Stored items

▬▬▬▬▬▬▬▬▬▬

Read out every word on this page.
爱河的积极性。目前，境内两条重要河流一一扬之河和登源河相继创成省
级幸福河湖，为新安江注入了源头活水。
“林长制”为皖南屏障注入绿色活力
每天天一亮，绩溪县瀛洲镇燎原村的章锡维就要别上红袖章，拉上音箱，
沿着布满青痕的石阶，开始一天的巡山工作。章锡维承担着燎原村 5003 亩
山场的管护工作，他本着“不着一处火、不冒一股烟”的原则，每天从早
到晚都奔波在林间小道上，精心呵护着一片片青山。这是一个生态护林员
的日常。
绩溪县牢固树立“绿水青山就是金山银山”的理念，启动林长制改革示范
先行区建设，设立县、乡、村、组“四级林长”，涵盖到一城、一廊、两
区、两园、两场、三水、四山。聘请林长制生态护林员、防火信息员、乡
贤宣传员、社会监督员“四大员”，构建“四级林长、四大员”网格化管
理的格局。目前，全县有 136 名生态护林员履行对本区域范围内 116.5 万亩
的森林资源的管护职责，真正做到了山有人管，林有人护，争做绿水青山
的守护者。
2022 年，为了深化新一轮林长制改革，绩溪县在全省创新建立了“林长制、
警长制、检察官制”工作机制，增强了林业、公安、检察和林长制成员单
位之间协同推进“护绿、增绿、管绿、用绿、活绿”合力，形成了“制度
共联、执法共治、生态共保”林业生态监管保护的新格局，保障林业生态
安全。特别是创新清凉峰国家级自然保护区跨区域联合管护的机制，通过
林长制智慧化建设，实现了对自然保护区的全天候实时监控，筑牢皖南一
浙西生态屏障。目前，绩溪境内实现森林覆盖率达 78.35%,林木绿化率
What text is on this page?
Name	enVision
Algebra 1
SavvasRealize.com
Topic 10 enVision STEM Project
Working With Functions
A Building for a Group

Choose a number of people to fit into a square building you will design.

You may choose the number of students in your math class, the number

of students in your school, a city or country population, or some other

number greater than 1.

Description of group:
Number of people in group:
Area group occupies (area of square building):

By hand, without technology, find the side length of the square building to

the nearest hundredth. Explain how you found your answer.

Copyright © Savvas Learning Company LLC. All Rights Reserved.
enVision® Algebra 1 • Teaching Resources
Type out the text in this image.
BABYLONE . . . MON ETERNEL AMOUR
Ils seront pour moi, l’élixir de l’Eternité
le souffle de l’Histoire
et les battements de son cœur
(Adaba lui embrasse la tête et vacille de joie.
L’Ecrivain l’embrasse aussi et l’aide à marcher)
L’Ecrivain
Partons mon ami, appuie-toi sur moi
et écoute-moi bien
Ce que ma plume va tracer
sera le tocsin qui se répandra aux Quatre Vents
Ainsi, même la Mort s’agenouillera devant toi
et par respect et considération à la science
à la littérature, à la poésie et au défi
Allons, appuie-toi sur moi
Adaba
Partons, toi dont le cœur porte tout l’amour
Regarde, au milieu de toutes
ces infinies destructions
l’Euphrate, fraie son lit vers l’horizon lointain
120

▬▬▬▬▬▬▬▬▬▬

YOUR INSTRUCTIONS -
List every line from the entries above in which "text" appears.

EXERCISE ANSWER -
What text is on this page?
Type out the text in this image.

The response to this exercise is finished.